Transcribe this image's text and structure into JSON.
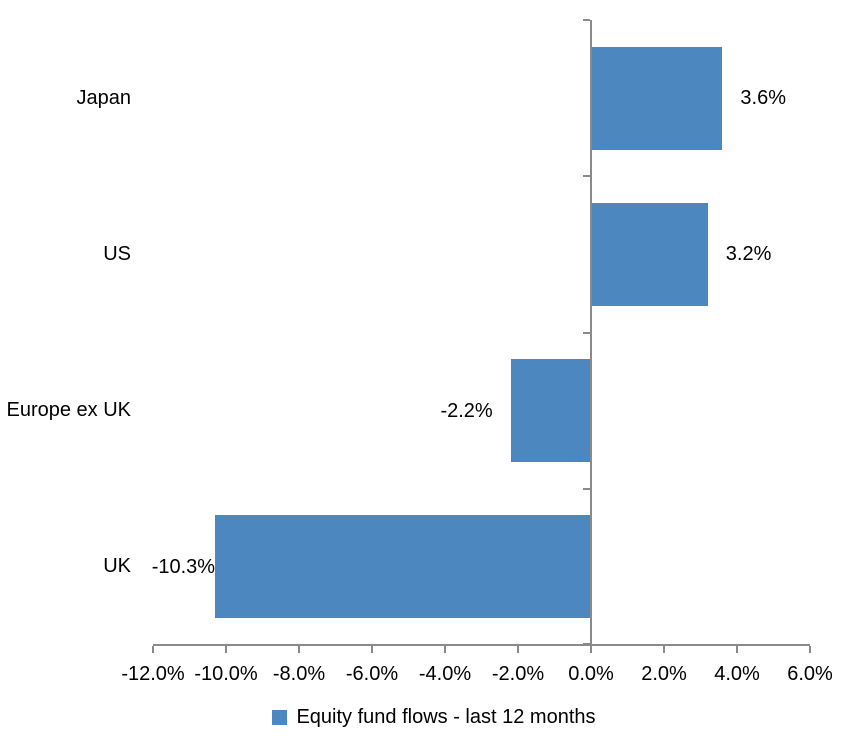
{
  "chart_data": {
    "type": "bar",
    "orientation": "horizontal",
    "categories": [
      "Japan",
      "US",
      "Europe ex UK",
      "UK"
    ],
    "values": [
      3.6,
      3.2,
      -2.2,
      -10.3
    ],
    "data_labels": [
      "3.6%",
      "3.2%",
      "-2.2%",
      "-10.3%"
    ],
    "title": "",
    "xlabel": "",
    "ylabel": "",
    "xlim": [
      -12,
      6
    ],
    "x_ticks": [
      -12,
      -10,
      -8,
      -6,
      -4,
      -2,
      0,
      2,
      4,
      6
    ],
    "x_tick_labels": [
      "-12.0%",
      "-10.0%",
      "-8.0%",
      "-6.0%",
      "-4.0%",
      "-2.0%",
      "0.0%",
      "2.0%",
      "4.0%",
      "6.0%"
    ],
    "grid": false,
    "legend": {
      "position": "bottom",
      "entries": [
        {
          "label": "Equity fund flows - last 12 months",
          "color": "#4d87bf"
        }
      ]
    },
    "colors": {
      "bar": "#4d87bf",
      "axis": "#8a8a8a",
      "text": "#000000",
      "background": "#ffffff"
    }
  }
}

★ ★ ★

> _Instruction_:
Write out the full listing verbatim, excluding its pictures.

> _Result of the exercise_:
Transcribe this image's text and structure into JSON.
{
  "chart_data": {
    "type": "bar",
    "orientation": "horizontal",
    "categories": [
      "Japan",
      "US",
      "Europe ex UK",
      "UK"
    ],
    "values": [
      3.6,
      3.2,
      -2.2,
      -10.3
    ],
    "data_labels": [
      "3.6%",
      "3.2%",
      "-2.2%",
      "-10.3%"
    ],
    "title": "",
    "xlabel": "",
    "ylabel": "",
    "xlim": [
      -12,
      6
    ],
    "x_ticks": [
      -12,
      -10,
      -8,
      -6,
      -4,
      -2,
      0,
      2,
      4,
      6
    ],
    "x_tick_labels": [
      "-12.0%",
      "-10.0%",
      "-8.0%",
      "-6.0%",
      "-4.0%",
      "-2.0%",
      "0.0%",
      "2.0%",
      "4.0%",
      "6.0%"
    ],
    "grid": false,
    "legend": {
      "position": "bottom",
      "entries": [
        {
          "label": "Equity fund flows - last 12 months",
          "color": "#4d87bf"
        }
      ]
    },
    "colors": {
      "bar": "#4d87bf",
      "axis": "#8a8a8a",
      "text": "#000000",
      "background": "#ffffff"
    }
  }
}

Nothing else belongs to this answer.